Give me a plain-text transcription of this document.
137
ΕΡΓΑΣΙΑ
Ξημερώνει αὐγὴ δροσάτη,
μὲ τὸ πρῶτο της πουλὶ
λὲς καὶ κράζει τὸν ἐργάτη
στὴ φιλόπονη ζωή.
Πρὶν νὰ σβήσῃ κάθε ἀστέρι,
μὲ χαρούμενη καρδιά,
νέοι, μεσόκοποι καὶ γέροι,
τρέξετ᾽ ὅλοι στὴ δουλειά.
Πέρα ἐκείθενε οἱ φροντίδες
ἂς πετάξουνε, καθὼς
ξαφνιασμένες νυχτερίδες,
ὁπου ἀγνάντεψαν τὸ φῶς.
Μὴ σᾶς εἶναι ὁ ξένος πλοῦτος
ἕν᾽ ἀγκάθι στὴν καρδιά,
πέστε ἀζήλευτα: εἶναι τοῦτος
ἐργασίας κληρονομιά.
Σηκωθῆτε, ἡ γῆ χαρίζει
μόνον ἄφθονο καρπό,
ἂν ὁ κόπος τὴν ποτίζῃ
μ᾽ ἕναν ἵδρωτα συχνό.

TASK DESCRIPTION —
Take the lines above and print them exactly.

ANSWER TO THIS PROBLEM —
Give me a plain-text transcription of this document.
137
ΕΡΓΑΣΙΑ
Ξημερώνει αὐγὴ δροσάτη,
μὲ τὸ πρῶτο της πουλὶ
λὲς καὶ κράζει τὸν ἐργάτη
στὴ φιλόπονη ζωή.
Πρὶν νὰ σβήσῃ κάθε ἀστέρι,
μὲ χαρούμενη καρδιά,
νέοι, μεσόκοποι καὶ γέροι,
τρέξετ᾽ ὅλοι στὴ δουλειά.
Πέρα ἐκείθενε οἱ φροντίδες
ἂς πετάξουνε, καθὼς
ξαφνιασμένες νυχτερίδες,
ὁπου ἀγνάντεψαν τὸ φῶς.
Μὴ σᾶς εἶναι ὁ ξένος πλοῦτος
ἕν᾽ ἀγκάθι στὴν καρδιά,
πέστε ἀζήλευτα: εἶναι τοῦτος
ἐργασίας κληρονομιά.
Σηκωθῆτε, ἡ γῆ χαρίζει
μόνον ἄφθονο καρπό,
ἂν ὁ κόπος τὴν ποτίζῃ
μ᾽ ἕναν ἵδρωτα συχνό.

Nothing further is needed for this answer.